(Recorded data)
— START —

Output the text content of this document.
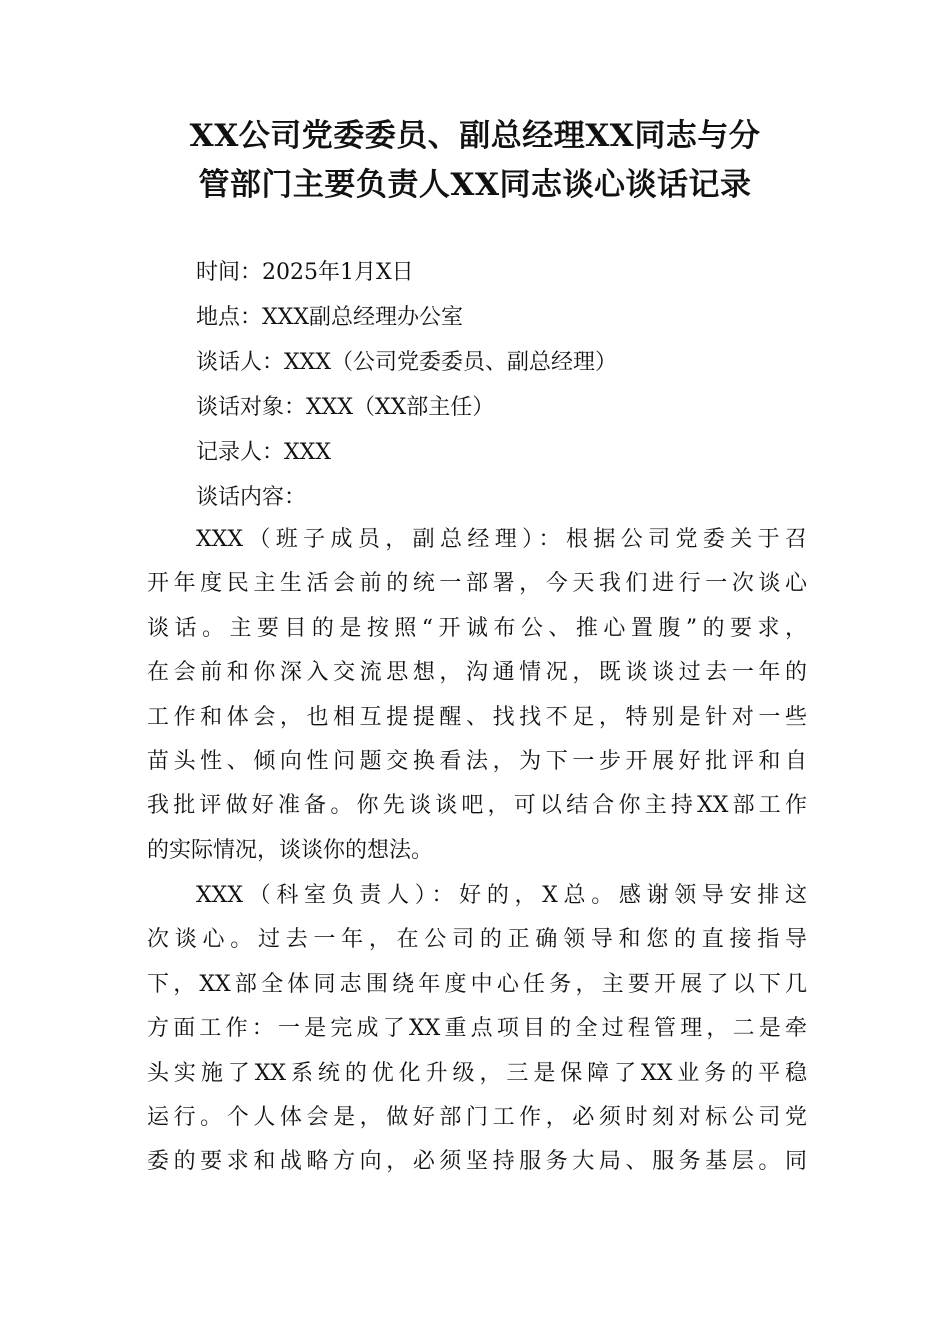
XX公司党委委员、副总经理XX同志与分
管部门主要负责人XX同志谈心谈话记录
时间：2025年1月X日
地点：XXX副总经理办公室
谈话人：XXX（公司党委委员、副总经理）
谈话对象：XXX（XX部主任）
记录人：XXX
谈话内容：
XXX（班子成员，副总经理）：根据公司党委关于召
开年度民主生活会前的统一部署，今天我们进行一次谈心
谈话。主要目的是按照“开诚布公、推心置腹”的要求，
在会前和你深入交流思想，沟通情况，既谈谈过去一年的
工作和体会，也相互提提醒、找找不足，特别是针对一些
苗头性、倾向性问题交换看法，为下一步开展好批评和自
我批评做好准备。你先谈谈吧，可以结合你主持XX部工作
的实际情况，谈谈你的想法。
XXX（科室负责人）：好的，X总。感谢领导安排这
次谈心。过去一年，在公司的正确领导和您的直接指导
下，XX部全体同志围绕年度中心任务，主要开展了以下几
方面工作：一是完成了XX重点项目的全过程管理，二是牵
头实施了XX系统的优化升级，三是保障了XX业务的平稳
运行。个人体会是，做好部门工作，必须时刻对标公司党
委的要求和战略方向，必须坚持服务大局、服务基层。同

— END —

#### GIVEN INSTRUCTION
Leave every image out, and retype the material exactly.

#### TASK SOLUTION
Output the text content of this document.
XX公司党委委员、副总经理XX同志与分
管部门主要负责人XX同志谈心谈话记录
时间：2025年1月X日
地点：XXX副总经理办公室
谈话人：XXX（公司党委委员、副总经理）
谈话对象：XXX（XX部主任）
记录人：XXX
谈话内容：
XXX（班子成员，副总经理）：根据公司党委关于召
开年度民主生活会前的统一部署，今天我们进行一次谈心
谈话。主要目的是按照“开诚布公、推心置腹”的要求，
在会前和你深入交流思想，沟通情况，既谈谈过去一年的
工作和体会，也相互提提醒、找找不足，特别是针对一些
苗头性、倾向性问题交换看法，为下一步开展好批评和自
我批评做好准备。你先谈谈吧，可以结合你主持XX部工作
的实际情况，谈谈你的想法。
XXX（科室负责人）：好的，X总。感谢领导安排这
次谈心。过去一年，在公司的正确领导和您的直接指导
下，XX部全体同志围绕年度中心任务，主要开展了以下几
方面工作：一是完成了XX重点项目的全过程管理，二是牵
头实施了XX系统的优化升级，三是保障了XX业务的平稳
运行。个人体会是，做好部门工作，必须时刻对标公司党
委的要求和战略方向，必须坚持服务大局、服务基层。同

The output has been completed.